— start of Dataset extract —
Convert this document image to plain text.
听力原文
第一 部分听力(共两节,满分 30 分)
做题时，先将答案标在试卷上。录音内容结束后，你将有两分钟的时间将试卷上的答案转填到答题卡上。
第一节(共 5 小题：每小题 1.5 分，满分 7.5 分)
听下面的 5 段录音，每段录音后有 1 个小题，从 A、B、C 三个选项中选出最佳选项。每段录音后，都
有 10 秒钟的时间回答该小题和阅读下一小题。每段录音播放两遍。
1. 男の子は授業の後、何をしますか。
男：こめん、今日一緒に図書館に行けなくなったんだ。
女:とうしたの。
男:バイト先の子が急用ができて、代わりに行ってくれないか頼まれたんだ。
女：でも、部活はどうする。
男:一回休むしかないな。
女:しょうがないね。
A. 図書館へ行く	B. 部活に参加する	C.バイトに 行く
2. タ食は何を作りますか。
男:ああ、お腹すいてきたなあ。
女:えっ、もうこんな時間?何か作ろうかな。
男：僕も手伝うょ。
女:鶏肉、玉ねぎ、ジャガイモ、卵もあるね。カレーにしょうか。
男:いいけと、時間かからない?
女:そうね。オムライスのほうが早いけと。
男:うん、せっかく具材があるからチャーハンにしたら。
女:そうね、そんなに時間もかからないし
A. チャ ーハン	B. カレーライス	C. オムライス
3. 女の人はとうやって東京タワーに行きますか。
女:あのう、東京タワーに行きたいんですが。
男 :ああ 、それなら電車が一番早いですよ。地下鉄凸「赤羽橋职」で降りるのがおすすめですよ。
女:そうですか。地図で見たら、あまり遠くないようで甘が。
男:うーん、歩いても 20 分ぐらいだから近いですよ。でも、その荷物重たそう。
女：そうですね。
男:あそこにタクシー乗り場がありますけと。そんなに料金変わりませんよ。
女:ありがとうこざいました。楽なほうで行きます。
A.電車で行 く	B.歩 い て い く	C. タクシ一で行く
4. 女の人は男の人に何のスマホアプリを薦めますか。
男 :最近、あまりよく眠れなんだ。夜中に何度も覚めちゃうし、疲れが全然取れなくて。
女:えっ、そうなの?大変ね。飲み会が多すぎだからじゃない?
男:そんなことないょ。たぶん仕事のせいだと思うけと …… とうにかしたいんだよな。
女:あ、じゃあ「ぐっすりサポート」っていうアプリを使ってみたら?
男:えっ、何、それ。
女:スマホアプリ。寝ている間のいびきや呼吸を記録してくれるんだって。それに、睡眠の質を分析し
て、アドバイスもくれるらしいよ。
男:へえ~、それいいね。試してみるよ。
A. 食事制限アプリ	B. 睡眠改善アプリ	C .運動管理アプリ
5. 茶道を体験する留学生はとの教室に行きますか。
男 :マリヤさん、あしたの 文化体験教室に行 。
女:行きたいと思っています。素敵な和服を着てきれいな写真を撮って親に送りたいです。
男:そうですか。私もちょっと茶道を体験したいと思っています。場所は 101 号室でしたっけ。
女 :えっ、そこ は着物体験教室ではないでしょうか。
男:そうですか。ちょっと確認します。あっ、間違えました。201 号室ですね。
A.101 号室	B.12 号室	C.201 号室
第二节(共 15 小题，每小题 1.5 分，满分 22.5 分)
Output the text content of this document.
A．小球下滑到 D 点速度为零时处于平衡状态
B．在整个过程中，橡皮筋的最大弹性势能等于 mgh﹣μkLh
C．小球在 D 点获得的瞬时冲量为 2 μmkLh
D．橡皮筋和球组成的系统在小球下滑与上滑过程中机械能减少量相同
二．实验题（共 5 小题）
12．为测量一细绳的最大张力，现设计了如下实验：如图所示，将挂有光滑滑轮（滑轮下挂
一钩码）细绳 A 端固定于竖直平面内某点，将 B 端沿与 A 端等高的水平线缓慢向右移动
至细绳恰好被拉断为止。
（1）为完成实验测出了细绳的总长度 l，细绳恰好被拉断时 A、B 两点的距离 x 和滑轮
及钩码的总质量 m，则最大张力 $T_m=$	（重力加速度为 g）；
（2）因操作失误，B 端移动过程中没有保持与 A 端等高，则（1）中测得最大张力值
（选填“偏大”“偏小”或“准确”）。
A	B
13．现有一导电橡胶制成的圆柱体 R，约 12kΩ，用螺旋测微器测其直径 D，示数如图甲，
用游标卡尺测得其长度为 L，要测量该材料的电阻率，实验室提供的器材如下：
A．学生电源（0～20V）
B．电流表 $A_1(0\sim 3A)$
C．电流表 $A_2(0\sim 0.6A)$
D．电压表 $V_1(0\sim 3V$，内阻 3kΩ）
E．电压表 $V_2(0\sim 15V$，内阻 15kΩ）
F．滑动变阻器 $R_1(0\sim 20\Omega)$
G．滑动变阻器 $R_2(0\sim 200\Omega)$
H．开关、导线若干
— end of Dataset extract —
### Given exercise
Say how many lines of the data include the word "text". Nothing other than the number should be given.

### Worked answer
2